Given exercise: Repeat every record exactly, but keep images out of the copy.

Information shown:
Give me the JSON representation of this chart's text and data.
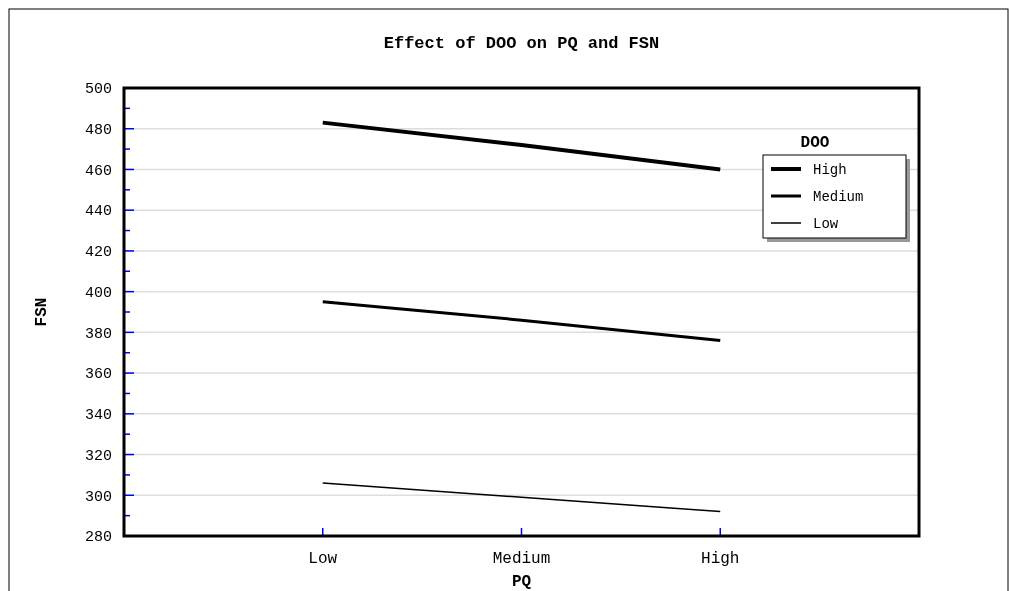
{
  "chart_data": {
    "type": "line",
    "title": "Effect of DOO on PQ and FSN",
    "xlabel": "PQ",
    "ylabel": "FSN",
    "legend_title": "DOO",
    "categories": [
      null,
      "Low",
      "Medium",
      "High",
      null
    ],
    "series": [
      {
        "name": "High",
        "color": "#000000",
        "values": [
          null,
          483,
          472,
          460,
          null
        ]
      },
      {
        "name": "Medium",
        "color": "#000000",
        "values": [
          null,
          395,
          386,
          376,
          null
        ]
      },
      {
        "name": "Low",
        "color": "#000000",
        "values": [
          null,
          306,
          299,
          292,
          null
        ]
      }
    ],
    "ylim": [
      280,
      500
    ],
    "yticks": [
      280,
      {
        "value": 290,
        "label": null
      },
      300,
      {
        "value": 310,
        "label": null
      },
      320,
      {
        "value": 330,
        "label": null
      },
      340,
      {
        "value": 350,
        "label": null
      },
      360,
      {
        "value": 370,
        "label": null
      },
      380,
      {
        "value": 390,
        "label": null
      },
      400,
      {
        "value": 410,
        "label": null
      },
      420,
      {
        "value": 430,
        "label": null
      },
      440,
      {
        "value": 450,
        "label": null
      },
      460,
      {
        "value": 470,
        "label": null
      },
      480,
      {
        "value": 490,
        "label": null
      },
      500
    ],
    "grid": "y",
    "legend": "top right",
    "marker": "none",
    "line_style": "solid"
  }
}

Full solution:
Give me the JSON representation of this chart's text and data.
{
  "chart_data": {
    "type": "line",
    "title": "Effect of DOO on PQ and FSN",
    "xlabel": "PQ",
    "ylabel": "FSN",
    "legend_title": "DOO",
    "categories": [
      null,
      "Low",
      "Medium",
      "High",
      null
    ],
    "series": [
      {
        "name": "High",
        "color": "#000000",
        "values": [
          null,
          483,
          472,
          460,
          null
        ]
      },
      {
        "name": "Medium",
        "color": "#000000",
        "values": [
          null,
          395,
          386,
          376,
          null
        ]
      },
      {
        "name": "Low",
        "color": "#000000",
        "values": [
          null,
          306,
          299,
          292,
          null
        ]
      }
    ],
    "ylim": [
      280,
      500
    ],
    "yticks": [
      280,
      {
        "value": 290,
        "label": null
      },
      300,
      {
        "value": 310,
        "label": null
      },
      320,
      {
        "value": 330,
        "label": null
      },
      340,
      {
        "value": 350,
        "label": null
      },
      360,
      {
        "value": 370,
        "label": null
      },
      380,
      {
        "value": 390,
        "label": null
      },
      400,
      {
        "value": 410,
        "label": null
      },
      420,
      {
        "value": 430,
        "label": null
      },
      440,
      {
        "value": 450,
        "label": null
      },
      460,
      {
        "value": 470,
        "label": null
      },
      480,
      {
        "value": 490,
        "label": null
      },
      500
    ],
    "grid": "y",
    "legend": "top right",
    "marker": "none",
    "line_style": "solid"
  }
}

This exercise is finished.